▶ [YOUR GOAL]: Read through the data and report every line in which the word "nature" occurs.

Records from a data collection
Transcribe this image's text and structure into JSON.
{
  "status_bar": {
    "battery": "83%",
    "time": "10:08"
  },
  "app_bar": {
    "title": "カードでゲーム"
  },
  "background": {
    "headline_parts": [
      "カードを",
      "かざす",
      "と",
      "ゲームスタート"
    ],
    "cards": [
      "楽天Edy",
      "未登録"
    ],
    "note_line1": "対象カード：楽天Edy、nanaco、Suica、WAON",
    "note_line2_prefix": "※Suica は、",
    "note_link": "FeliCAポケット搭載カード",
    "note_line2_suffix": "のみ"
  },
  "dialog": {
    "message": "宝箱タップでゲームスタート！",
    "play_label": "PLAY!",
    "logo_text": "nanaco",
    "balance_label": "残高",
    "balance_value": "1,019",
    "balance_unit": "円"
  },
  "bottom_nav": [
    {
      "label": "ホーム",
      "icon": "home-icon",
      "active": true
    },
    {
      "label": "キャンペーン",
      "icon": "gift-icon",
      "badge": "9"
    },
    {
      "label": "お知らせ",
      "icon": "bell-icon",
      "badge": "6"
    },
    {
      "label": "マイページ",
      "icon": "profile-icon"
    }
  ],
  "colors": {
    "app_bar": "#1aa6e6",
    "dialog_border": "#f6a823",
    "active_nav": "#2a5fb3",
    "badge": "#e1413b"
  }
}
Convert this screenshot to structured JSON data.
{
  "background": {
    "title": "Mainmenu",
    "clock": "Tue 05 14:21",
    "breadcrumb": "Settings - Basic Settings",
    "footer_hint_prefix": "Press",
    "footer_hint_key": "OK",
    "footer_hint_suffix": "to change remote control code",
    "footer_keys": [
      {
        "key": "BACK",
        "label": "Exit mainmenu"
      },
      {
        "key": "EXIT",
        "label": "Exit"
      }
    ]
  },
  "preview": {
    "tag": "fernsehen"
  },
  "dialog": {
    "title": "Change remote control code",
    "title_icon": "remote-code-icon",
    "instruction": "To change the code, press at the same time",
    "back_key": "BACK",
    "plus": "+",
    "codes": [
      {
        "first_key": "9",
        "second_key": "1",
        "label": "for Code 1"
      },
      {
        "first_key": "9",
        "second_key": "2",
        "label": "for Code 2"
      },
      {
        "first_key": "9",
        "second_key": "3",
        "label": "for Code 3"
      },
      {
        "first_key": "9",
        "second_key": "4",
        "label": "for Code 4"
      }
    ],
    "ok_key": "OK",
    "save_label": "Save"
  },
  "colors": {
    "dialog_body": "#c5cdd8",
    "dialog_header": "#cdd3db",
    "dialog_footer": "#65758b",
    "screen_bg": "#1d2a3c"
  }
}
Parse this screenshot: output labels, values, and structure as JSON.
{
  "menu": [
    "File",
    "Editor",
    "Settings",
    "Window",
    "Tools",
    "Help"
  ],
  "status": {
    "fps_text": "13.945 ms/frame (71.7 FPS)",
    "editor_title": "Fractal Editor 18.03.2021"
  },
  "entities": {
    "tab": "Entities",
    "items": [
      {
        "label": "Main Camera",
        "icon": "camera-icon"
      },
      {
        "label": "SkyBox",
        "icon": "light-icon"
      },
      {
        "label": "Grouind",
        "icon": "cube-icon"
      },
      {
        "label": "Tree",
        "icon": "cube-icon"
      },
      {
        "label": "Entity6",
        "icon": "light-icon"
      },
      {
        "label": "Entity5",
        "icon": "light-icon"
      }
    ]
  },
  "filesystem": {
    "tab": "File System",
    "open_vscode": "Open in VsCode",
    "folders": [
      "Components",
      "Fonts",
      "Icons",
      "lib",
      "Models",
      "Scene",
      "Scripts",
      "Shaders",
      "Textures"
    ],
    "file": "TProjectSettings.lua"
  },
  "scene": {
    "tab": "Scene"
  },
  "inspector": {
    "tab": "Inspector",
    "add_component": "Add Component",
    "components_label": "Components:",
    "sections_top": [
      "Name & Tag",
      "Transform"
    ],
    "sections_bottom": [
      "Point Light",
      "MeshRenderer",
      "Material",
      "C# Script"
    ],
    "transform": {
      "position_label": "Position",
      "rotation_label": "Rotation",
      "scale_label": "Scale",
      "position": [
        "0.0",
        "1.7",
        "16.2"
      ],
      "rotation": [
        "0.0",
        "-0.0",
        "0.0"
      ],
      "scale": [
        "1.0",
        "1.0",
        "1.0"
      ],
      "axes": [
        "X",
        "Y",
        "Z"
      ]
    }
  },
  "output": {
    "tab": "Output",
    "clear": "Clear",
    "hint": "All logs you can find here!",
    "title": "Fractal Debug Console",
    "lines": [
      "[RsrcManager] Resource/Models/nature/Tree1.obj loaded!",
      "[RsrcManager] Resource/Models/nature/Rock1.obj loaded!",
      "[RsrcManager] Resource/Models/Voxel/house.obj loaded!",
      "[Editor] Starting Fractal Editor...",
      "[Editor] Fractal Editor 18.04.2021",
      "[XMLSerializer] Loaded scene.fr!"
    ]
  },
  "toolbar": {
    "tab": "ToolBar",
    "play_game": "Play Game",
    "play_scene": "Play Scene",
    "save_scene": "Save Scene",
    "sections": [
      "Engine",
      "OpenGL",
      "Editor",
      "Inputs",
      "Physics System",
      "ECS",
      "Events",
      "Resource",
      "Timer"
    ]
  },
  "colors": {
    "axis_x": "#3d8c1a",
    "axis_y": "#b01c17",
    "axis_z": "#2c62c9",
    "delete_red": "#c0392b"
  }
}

▶ [SOLUTION BELOW]:
      "[RsrcManager] Resource/Models/nature/Tree1.obj loaded!",
      "[RsrcManager] Resource/Models/nature/Rock1.obj loaded!",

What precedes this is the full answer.